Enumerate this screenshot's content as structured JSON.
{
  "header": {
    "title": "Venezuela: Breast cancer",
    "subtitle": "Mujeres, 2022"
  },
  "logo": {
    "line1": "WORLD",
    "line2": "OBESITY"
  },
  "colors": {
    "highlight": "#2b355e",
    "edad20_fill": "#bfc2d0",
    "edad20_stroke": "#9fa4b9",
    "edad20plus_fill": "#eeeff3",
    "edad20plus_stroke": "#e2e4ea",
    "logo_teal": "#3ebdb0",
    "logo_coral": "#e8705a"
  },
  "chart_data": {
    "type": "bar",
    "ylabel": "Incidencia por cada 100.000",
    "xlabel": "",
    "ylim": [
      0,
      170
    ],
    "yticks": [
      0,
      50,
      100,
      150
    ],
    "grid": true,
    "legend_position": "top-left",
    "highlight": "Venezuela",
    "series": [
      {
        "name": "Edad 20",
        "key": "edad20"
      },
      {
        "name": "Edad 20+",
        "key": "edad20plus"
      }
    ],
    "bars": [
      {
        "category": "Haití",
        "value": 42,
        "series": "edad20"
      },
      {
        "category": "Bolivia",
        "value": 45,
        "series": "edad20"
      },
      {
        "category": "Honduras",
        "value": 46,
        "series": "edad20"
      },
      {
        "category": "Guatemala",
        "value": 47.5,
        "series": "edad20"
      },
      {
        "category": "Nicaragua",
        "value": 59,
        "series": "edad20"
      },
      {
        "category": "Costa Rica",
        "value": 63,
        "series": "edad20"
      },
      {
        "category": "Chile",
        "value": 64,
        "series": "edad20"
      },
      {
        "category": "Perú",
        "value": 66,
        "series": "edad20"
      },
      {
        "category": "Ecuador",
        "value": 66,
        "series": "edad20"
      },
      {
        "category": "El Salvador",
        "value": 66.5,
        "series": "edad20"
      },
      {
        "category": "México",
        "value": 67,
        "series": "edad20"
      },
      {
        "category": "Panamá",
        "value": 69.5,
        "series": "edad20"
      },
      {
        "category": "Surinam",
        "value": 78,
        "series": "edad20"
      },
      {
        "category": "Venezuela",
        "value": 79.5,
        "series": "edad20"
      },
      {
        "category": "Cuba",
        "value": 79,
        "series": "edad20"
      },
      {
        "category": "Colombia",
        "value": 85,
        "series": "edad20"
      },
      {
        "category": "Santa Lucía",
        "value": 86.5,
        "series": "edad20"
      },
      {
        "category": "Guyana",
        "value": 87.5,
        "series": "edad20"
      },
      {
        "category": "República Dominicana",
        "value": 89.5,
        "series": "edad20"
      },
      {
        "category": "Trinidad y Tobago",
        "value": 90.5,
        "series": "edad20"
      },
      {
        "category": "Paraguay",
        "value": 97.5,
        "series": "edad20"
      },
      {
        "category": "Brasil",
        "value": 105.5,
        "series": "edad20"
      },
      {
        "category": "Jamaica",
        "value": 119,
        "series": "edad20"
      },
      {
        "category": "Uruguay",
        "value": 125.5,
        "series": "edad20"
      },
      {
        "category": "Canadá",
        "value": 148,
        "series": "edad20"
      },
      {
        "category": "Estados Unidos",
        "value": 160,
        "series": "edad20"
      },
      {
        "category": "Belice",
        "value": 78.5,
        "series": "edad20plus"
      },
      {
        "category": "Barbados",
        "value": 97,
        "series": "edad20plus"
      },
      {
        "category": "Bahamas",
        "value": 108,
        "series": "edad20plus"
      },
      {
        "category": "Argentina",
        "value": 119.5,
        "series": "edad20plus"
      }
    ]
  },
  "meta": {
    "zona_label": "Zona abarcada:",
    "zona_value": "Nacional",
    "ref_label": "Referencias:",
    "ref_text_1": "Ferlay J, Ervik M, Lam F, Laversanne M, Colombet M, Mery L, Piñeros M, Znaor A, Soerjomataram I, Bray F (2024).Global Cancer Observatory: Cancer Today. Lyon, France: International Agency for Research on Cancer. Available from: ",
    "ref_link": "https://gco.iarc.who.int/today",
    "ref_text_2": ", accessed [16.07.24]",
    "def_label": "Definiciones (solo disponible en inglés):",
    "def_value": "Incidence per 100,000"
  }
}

..........

Report each line of the material above where the word "Venezuela" appears.

    "title": "Venezuela: Breast cancer",
    "highlight": "Venezuela",
        "category": "Venezuela",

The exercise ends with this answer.